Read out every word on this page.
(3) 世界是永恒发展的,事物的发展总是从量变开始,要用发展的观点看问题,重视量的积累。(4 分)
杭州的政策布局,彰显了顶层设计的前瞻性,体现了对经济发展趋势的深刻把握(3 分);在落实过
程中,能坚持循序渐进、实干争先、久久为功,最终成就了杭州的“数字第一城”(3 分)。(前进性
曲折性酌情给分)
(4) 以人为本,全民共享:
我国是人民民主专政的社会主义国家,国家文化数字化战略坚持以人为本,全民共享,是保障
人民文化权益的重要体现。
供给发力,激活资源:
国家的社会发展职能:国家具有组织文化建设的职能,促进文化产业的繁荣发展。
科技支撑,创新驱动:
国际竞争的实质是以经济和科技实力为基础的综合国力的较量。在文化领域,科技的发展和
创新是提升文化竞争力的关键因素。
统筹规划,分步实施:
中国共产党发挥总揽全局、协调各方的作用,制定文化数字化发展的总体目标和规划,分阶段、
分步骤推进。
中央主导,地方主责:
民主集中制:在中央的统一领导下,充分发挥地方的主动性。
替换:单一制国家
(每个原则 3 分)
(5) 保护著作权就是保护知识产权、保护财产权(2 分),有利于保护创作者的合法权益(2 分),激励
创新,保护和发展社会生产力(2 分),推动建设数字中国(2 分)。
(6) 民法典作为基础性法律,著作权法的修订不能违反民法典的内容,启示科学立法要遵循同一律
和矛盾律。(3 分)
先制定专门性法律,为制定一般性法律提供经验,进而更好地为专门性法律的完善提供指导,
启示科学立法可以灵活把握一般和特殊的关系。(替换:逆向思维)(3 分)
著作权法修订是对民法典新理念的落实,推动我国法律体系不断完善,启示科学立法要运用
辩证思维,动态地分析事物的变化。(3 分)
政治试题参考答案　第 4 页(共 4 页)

◇ ◇ ◇ ◇ ◇ ◇ ◇

Brief
Write out the whole listing again. Match it word for word.

Expected answer
Read out every word on this page.
(3) 世界是永恒发展的,事物的发展总是从量变开始,要用发展的观点看问题,重视量的积累。(4 分)
杭州的政策布局,彰显了顶层设计的前瞻性,体现了对经济发展趋势的深刻把握(3 分);在落实过
程中,能坚持循序渐进、实干争先、久久为功,最终成就了杭州的“数字第一城”(3 分)。(前进性
曲折性酌情给分)
(4) 以人为本,全民共享:
我国是人民民主专政的社会主义国家,国家文化数字化战略坚持以人为本,全民共享,是保障
人民文化权益的重要体现。
供给发力,激活资源:
国家的社会发展职能:国家具有组织文化建设的职能,促进文化产业的繁荣发展。
科技支撑,创新驱动:
国际竞争的实质是以经济和科技实力为基础的综合国力的较量。在文化领域,科技的发展和
创新是提升文化竞争力的关键因素。
统筹规划,分步实施:
中国共产党发挥总揽全局、协调各方的作用,制定文化数字化发展的总体目标和规划,分阶段、
分步骤推进。
中央主导,地方主责:
民主集中制:在中央的统一领导下,充分发挥地方的主动性。
替换:单一制国家
(每个原则 3 分)
(5) 保护著作权就是保护知识产权、保护财产权(2 分),有利于保护创作者的合法权益(2 分),激励
创新,保护和发展社会生产力(2 分),推动建设数字中国(2 分)。
(6) 民法典作为基础性法律,著作权法的修订不能违反民法典的内容,启示科学立法要遵循同一律
和矛盾律。(3 分)
先制定专门性法律,为制定一般性法律提供经验,进而更好地为专门性法律的完善提供指导,
启示科学立法可以灵活把握一般和特殊的关系。(替换:逆向思维)(3 分)
著作权法修订是对民法典新理念的落实,推动我国法律体系不断完善,启示科学立法要运用
辩证思维,动态地分析事物的变化。(3 分)
政治试题参考答案　第 4 页(共 4 页)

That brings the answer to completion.